_What the task asks_
The word "World" may appear in some lines of the data; copy every such line.
────────
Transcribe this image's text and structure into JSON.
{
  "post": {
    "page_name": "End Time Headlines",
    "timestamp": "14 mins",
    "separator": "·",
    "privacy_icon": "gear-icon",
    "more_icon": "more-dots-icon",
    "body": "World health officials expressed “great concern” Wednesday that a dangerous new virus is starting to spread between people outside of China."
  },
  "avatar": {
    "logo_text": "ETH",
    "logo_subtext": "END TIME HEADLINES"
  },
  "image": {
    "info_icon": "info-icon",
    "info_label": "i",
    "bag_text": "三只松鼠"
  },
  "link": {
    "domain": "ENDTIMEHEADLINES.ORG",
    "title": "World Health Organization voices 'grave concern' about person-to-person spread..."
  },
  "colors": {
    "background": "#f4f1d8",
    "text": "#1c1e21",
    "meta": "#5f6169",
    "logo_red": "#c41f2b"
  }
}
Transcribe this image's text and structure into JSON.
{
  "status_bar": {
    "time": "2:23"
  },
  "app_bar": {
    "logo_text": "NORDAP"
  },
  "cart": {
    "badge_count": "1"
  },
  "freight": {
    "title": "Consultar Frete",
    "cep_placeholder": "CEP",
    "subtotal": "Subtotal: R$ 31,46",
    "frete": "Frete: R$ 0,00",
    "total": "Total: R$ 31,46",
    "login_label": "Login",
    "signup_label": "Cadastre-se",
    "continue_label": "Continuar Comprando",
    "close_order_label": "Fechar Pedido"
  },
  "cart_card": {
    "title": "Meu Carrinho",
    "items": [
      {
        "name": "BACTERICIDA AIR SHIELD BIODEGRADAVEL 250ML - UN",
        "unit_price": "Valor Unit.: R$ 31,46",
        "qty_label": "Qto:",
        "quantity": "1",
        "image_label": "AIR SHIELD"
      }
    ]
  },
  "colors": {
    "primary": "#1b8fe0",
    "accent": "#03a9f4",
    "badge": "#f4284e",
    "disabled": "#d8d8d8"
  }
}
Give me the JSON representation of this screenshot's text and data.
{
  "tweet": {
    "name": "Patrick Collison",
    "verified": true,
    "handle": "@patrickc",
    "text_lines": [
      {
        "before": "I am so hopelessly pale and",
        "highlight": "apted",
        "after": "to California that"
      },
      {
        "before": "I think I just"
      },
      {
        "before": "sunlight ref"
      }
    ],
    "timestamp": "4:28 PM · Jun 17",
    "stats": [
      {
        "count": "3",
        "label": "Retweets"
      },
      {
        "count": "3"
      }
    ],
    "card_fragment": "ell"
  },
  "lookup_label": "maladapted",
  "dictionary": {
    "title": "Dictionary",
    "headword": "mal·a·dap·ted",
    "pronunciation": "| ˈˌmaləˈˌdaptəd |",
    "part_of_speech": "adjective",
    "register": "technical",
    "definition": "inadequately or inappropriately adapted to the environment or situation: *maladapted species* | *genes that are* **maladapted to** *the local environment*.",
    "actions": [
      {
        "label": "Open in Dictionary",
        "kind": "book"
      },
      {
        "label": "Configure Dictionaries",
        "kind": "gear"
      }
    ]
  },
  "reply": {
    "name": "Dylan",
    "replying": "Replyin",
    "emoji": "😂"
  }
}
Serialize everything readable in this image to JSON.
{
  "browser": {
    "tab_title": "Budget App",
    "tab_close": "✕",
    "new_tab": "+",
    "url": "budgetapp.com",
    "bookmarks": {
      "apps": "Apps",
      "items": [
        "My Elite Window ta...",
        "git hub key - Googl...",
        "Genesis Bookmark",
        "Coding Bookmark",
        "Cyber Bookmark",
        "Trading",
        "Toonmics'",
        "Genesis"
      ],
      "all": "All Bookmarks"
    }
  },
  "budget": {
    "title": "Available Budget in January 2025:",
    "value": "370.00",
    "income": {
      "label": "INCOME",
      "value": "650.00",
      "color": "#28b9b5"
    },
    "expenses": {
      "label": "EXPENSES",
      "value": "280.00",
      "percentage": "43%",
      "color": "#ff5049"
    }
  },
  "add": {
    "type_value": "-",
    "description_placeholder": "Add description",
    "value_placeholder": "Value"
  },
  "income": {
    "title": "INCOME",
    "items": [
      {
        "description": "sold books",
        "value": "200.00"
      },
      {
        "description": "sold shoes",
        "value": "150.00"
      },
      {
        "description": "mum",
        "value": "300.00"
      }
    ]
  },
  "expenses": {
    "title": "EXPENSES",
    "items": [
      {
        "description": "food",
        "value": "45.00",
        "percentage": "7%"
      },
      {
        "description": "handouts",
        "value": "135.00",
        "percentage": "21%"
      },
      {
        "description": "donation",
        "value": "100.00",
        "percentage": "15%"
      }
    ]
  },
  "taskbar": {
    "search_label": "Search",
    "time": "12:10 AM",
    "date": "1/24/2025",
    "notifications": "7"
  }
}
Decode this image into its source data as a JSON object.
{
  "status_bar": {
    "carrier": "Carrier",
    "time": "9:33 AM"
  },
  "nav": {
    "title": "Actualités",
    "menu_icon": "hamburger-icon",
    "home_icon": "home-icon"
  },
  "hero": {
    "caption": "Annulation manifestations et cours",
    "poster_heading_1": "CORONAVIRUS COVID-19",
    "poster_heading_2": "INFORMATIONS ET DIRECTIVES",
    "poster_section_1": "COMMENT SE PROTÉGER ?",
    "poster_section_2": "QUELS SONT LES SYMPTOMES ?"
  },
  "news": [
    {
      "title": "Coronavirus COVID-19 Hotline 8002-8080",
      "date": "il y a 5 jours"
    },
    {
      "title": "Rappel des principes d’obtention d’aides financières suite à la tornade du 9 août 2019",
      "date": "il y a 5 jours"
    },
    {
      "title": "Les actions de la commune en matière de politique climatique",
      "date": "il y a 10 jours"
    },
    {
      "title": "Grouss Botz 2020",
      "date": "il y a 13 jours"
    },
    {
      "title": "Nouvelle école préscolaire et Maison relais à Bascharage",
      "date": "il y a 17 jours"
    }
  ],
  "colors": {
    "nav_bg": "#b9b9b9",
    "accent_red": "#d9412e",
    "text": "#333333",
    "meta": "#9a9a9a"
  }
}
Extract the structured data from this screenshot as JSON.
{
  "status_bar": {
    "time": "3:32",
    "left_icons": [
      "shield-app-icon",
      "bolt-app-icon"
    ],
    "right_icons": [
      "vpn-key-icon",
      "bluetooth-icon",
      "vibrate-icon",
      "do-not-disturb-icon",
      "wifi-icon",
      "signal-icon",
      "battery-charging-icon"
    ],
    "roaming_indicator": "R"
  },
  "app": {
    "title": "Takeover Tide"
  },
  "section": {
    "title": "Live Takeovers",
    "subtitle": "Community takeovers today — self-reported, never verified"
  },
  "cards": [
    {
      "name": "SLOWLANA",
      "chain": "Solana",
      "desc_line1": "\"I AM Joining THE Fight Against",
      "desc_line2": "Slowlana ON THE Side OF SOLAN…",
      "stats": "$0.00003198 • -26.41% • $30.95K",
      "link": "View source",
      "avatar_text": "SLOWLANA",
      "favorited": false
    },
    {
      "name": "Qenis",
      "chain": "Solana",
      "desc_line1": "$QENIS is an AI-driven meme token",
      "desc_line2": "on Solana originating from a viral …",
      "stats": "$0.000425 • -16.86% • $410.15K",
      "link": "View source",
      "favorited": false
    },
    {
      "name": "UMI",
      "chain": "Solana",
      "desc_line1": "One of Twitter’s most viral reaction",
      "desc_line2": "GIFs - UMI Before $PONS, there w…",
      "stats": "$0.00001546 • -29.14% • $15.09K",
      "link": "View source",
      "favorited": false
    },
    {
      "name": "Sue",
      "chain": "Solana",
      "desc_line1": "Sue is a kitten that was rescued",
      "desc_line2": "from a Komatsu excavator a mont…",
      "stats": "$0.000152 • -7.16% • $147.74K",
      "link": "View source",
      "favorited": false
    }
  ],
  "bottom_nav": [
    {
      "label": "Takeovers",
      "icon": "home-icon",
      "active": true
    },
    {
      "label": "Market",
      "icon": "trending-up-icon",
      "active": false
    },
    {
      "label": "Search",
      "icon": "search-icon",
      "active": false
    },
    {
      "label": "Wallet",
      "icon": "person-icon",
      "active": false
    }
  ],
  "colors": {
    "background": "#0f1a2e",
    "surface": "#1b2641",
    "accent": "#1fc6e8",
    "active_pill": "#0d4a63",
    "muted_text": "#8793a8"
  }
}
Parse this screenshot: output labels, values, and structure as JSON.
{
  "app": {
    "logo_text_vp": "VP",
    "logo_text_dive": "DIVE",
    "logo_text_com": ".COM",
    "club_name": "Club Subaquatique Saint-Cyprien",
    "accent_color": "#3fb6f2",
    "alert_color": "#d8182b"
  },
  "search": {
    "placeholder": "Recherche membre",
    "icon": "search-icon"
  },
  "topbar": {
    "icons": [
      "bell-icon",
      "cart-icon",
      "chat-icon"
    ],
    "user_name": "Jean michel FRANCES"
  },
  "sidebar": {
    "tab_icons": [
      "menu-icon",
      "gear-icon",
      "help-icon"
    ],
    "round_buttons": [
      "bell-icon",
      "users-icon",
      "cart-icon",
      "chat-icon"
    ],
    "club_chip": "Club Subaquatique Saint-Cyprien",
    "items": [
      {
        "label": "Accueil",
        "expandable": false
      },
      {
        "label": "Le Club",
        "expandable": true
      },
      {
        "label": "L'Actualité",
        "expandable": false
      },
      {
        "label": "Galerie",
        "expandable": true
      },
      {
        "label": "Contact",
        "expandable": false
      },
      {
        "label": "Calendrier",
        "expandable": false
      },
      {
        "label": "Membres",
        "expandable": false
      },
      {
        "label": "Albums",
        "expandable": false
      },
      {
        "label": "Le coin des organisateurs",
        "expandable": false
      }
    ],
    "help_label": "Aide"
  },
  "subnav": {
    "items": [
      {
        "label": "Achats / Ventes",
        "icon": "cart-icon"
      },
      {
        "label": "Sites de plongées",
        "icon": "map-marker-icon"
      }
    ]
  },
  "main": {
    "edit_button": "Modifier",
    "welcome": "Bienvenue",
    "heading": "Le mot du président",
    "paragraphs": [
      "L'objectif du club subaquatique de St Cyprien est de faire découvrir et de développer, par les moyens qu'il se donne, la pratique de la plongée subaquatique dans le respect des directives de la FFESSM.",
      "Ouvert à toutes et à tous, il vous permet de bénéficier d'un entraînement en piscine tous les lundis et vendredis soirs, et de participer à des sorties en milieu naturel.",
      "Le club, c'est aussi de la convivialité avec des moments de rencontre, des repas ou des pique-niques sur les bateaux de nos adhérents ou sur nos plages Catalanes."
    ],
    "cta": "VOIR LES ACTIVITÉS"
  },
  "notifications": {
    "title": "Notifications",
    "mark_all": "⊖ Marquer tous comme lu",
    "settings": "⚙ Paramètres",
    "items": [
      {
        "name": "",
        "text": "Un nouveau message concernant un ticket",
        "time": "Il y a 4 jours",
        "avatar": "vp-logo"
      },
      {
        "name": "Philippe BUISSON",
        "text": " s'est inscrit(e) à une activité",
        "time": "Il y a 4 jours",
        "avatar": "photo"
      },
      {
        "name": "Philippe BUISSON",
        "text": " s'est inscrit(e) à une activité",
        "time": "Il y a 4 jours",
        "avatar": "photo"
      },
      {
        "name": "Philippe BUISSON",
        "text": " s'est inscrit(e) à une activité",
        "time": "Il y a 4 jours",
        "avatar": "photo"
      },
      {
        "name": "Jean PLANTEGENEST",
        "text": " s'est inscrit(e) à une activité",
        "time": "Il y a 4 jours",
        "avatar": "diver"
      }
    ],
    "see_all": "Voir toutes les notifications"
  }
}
────────
_Output below_
    "body": "World health officials expressed “great concern” Wednesday that a dangerous new virus is starting to spread between people outside of China."
    "title": "World Health Organization voices 'grave concern' about person-to-person spread..."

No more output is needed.